DATA TO USE —
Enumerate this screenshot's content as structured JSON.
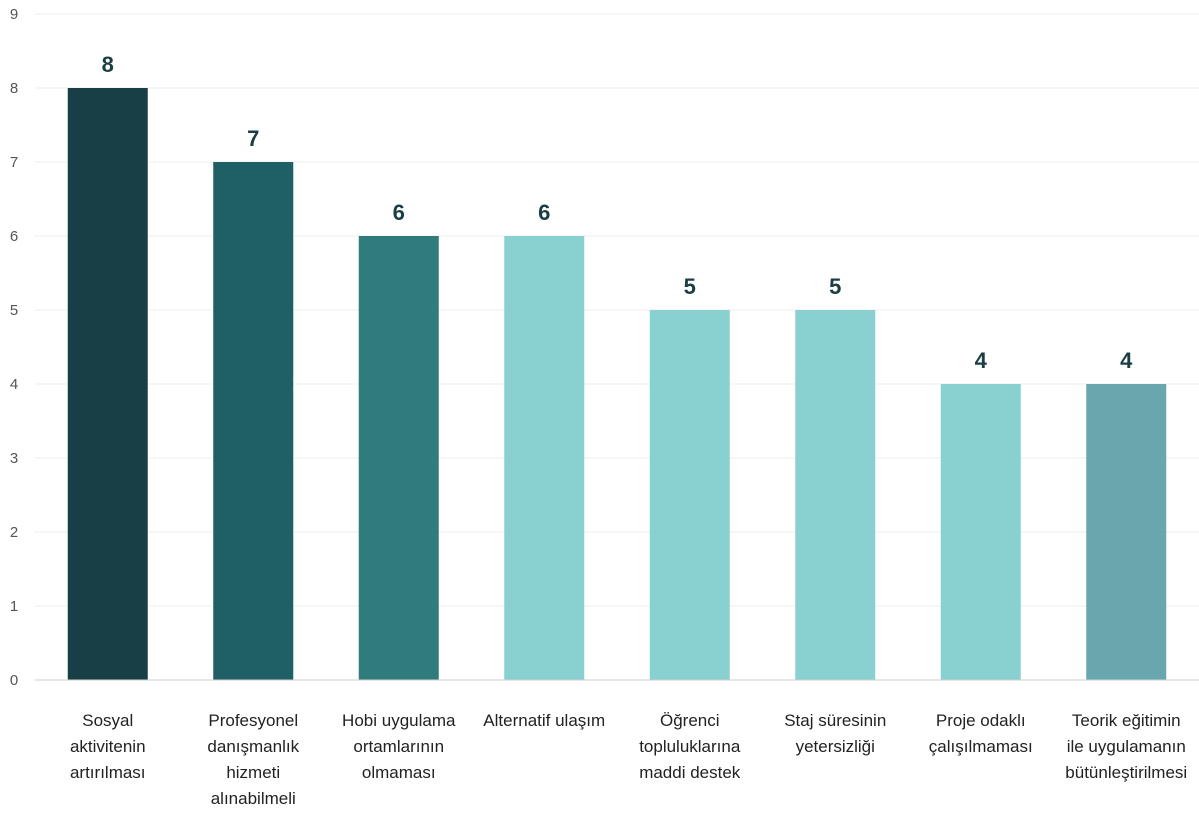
{
  "chart_data": {
    "type": "bar",
    "ylim": [
      0,
      9
    ],
    "yticks": [
      0,
      1,
      2,
      3,
      4,
      5,
      6,
      7,
      8,
      9
    ],
    "grid": true,
    "categories": [
      [
        "Sosyal",
        "aktivitenin",
        "artırılması"
      ],
      [
        "Profesyonel",
        "danışmanlık",
        "hizmeti",
        "alınabilmeli"
      ],
      [
        "Hobi uygulama",
        "ortamlarının",
        "olmaması"
      ],
      [
        "Alternatif ulaşım"
      ],
      [
        "Öğrenci",
        "topluluklarına",
        "maddi destek"
      ],
      [
        "Staj süresinin",
        "yetersizliği"
      ],
      [
        "Proje odaklı",
        "çalışılmaması"
      ],
      [
        "Teorik eğitimin",
        "ile uygulamanın",
        "bütünleştirilmesi"
      ]
    ],
    "values": [
      8,
      7,
      6,
      6,
      5,
      5,
      4,
      4
    ],
    "colors": [
      "#183f46",
      "#1f5f66",
      "#307b7b",
      "#88d1d0",
      "#88d1d0",
      "#88d1d0",
      "#88d1d0",
      "#67a7ad"
    ]
  }
}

GIVEN TASK —
Quote the data above in full and without alteration; skip the pictures.

SOLUTION FOR THIS TASK —
Enumerate this screenshot's content as structured JSON.
{
  "chart_data": {
    "type": "bar",
    "ylim": [
      0,
      9
    ],
    "yticks": [
      0,
      1,
      2,
      3,
      4,
      5,
      6,
      7,
      8,
      9
    ],
    "grid": true,
    "categories": [
      [
        "Sosyal",
        "aktivitenin",
        "artırılması"
      ],
      [
        "Profesyonel",
        "danışmanlık",
        "hizmeti",
        "alınabilmeli"
      ],
      [
        "Hobi uygulama",
        "ortamlarının",
        "olmaması"
      ],
      [
        "Alternatif ulaşım"
      ],
      [
        "Öğrenci",
        "topluluklarına",
        "maddi destek"
      ],
      [
        "Staj süresinin",
        "yetersizliği"
      ],
      [
        "Proje odaklı",
        "çalışılmaması"
      ],
      [
        "Teorik eğitimin",
        "ile uygulamanın",
        "bütünleştirilmesi"
      ]
    ],
    "values": [
      8,
      7,
      6,
      6,
      5,
      5,
      4,
      4
    ],
    "colors": [
      "#183f46",
      "#1f5f66",
      "#307b7b",
      "#88d1d0",
      "#88d1d0",
      "#88d1d0",
      "#88d1d0",
      "#67a7ad"
    ]
  }
}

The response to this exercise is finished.